SHORT PROBLEM :: Retype all of the entries word for word.

MATERIALS PROVIDED ::

▼

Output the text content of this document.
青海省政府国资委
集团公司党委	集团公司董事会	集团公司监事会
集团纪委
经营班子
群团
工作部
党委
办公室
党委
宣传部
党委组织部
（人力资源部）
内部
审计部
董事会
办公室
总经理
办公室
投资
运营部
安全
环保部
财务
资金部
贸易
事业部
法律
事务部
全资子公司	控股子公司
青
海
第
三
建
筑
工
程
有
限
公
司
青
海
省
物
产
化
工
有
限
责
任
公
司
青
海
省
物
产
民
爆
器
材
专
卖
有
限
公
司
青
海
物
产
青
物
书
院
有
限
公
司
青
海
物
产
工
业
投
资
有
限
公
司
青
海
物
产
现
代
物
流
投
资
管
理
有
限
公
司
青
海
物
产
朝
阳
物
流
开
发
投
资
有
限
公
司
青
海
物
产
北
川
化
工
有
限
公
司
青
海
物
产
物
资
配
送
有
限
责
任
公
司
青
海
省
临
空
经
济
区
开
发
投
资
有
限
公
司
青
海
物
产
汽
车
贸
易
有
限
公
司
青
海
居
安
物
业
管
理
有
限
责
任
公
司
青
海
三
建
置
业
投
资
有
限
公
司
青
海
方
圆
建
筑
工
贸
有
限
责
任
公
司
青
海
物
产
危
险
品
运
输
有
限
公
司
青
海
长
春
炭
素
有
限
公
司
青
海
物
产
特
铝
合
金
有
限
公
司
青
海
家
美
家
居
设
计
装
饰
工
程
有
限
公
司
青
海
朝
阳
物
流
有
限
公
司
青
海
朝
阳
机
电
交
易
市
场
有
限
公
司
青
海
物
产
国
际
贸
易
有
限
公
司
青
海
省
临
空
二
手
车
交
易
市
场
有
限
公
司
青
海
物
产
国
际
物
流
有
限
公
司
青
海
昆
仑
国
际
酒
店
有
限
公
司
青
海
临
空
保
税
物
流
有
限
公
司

▲

THE COMPLETED TASK ::
Output the text content of this document.
青海省政府国资委
集团公司党委	集团公司董事会	集团公司监事会
集团纪委
经营班子
群团
工作部
党委
办公室
党委
宣传部
党委组织部
（人力资源部）
内部
审计部
董事会
办公室
总经理
办公室
投资
运营部
安全
环保部
财务
资金部
贸易
事业部
法律
事务部
全资子公司	控股子公司
青
海
第
三
建
筑
工
程
有
限
公
司
青
海
省
物
产
化
工
有
限
责
任
公
司
青
海
省
物
产
民
爆
器
材
专
卖
有
限
公
司
青
海
物
产
青
物
书
院
有
限
公
司
青
海
物
产
工
业
投
资
有
限
公
司
青
海
物
产
现
代
物
流
投
资
管
理
有
限
公
司
青
海
物
产
朝
阳
物
流
开
发
投
资
有
限
公
司
青
海
物
产
北
川
化
工
有
限
公
司
青
海
物
产
物
资
配
送
有
限
责
任
公
司
青
海
省
临
空
经
济
区
开
发
投
资
有
限
公
司
青
海
物
产
汽
车
贸
易
有
限
公
司
青
海
居
安
物
业
管
理
有
限
责
任
公
司
青
海
三
建
置
业
投
资
有
限
公
司
青
海
方
圆
建
筑
工
贸
有
限
责
任
公
司
青
海
物
产
危
险
品
运
输
有
限
公
司
青
海
长
春
炭
素
有
限
公
司
青
海
物
产
特
铝
合
金
有
限
公
司
青
海
家
美
家
居
设
计
装
饰
工
程
有
限
公
司
青
海
朝
阳
物
流
有
限
公
司
青
海
朝
阳
机
电
交
易
市
场
有
限
公
司
青
海
物
产
国
际
贸
易
有
限
公
司
青
海
省
临
空
二
手
车
交
易
市
场
有
限
公
司
青
海
物
产
国
际
物
流
有
限
公
司
青
海
昆
仑
国
际
酒
店
有
限
公
司
青
海
临
空
保
税
物
流
有
限
公
司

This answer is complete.